→ STATED EXERCISE
Skip the pictures. Repeat everything else in the records word for word.

→ TASK INPUTS
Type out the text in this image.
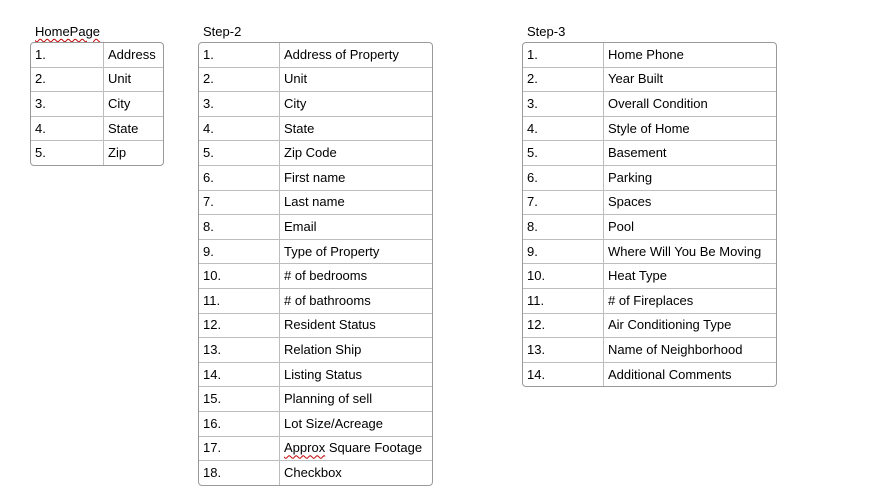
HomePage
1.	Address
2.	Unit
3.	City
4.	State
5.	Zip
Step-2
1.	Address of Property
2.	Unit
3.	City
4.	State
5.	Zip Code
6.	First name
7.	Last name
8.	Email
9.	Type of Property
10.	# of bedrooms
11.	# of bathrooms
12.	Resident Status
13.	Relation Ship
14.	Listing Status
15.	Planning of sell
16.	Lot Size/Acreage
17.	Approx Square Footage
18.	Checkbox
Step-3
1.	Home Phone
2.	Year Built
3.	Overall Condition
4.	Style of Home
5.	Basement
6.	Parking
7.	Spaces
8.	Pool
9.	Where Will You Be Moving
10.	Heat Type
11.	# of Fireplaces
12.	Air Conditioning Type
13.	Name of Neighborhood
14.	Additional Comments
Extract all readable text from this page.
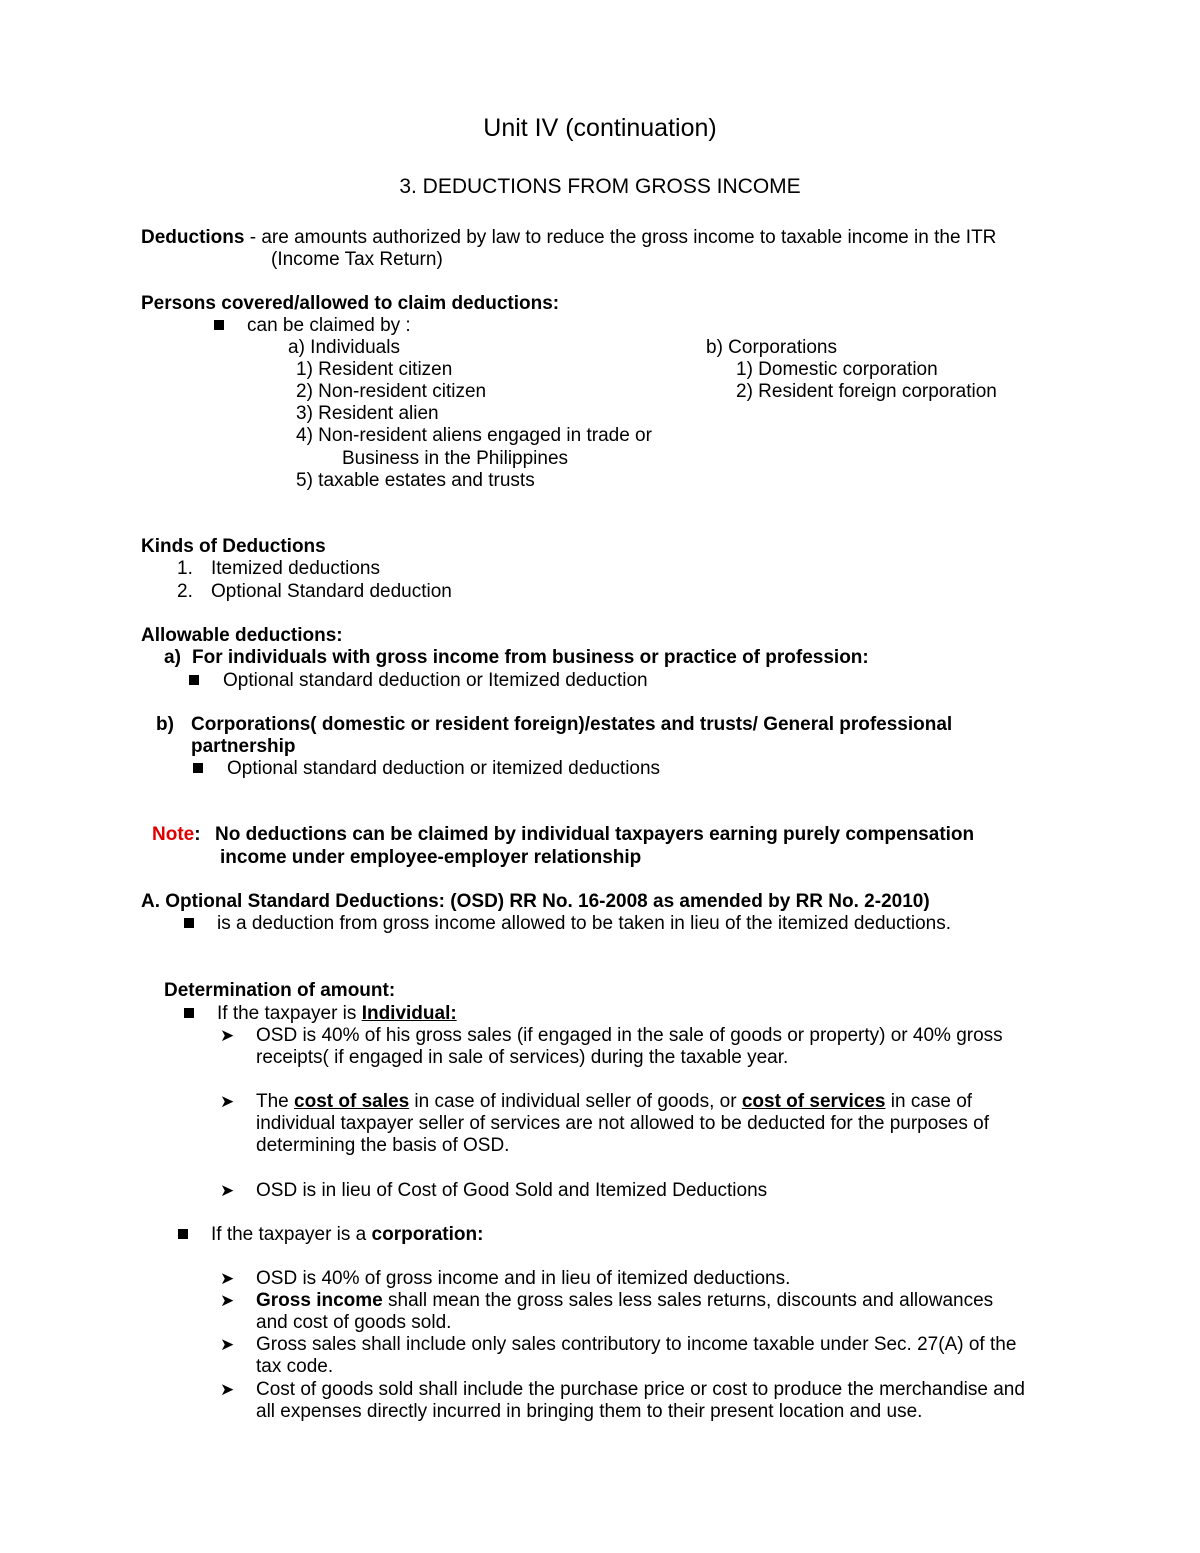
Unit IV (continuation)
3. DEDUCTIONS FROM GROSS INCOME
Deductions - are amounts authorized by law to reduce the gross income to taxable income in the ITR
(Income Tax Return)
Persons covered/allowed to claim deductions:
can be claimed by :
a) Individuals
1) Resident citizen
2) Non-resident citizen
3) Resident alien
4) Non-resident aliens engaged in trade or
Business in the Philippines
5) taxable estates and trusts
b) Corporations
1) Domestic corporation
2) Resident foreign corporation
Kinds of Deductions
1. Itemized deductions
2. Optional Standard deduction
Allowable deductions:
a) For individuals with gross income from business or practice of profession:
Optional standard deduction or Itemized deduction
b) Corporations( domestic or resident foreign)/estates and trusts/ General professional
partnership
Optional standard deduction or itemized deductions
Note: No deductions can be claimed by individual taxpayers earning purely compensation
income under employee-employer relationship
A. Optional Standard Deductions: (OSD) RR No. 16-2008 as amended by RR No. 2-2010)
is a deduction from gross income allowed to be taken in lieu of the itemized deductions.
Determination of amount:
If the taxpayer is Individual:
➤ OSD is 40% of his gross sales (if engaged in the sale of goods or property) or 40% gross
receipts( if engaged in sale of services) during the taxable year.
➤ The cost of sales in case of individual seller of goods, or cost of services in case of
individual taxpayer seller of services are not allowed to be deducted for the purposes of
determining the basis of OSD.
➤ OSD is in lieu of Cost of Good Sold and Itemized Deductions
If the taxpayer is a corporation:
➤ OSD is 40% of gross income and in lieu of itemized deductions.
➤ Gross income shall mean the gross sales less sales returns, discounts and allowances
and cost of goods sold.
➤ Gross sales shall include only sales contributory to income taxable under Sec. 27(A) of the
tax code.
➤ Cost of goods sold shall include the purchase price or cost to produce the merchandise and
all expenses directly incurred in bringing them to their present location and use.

→ EXPECTED ANSWER
Type out the text in this image.
HomePage
1.	Address
2.	Unit
3.	City
4.	State
5.	Zip
Step-2
1.	Address of Property
2.	Unit
3.	City
4.	State
5.	Zip Code
6.	First name
7.	Last name
8.	Email
9.	Type of Property
10.	# of bedrooms
11.	# of bathrooms
12.	Resident Status
13.	Relation Ship
14.	Listing Status
15.	Planning of sell
16.	Lot Size/Acreage
17.	Approx Square Footage
18.	Checkbox
Step-3
1.	Home Phone
2.	Year Built
3.	Overall Condition
4.	Style of Home
5.	Basement
6.	Parking
7.	Spaces
8.	Pool
9.	Where Will You Be Moving
10.	Heat Type
11.	# of Fireplaces
12.	Air Conditioning Type
13.	Name of Neighborhood
14.	Additional Comments
Extract all readable text from this page.
Unit IV (continuation)
3. DEDUCTIONS FROM GROSS INCOME
Deductions - are amounts authorized by law to reduce the gross income to taxable income in the ITR
(Income Tax Return)
Persons covered/allowed to claim deductions:
can be claimed by :
a) Individuals
1) Resident citizen
2) Non-resident citizen
3) Resident alien
4) Non-resident aliens engaged in trade or
Business in the Philippines
5) taxable estates and trusts
b) Corporations
1) Domestic corporation
2) Resident foreign corporation
Kinds of Deductions
1. Itemized deductions
2. Optional Standard deduction
Allowable deductions:
a) For individuals with gross income from business or practice of profession:
Optional standard deduction or Itemized deduction
b) Corporations( domestic or resident foreign)/estates and trusts/ General professional
partnership
Optional standard deduction or itemized deductions
Note: No deductions can be claimed by individual taxpayers earning purely compensation
income under employee-employer relationship
A. Optional Standard Deductions: (OSD) RR No. 16-2008 as amended by RR No. 2-2010)
is a deduction from gross income allowed to be taken in lieu of the itemized deductions.
Determination of amount:
If the taxpayer is Individual:
➤ OSD is 40% of his gross sales (if engaged in the sale of goods or property) or 40% gross
receipts( if engaged in sale of services) during the taxable year.
➤ The cost of sales in case of individual seller of goods, or cost of services in case of
individual taxpayer seller of services are not allowed to be deducted for the purposes of
determining the basis of OSD.
➤ OSD is in lieu of Cost of Good Sold and Itemized Deductions
If the taxpayer is a corporation:
➤ OSD is 40% of gross income and in lieu of itemized deductions.
➤ Gross income shall mean the gross sales less sales returns, discounts and allowances
and cost of goods sold.
➤ Gross sales shall include only sales contributory to income taxable under Sec. 27(A) of the
tax code.
➤ Cost of goods sold shall include the purchase price or cost to produce the merchandise and
all expenses directly incurred in bringing them to their present location and use.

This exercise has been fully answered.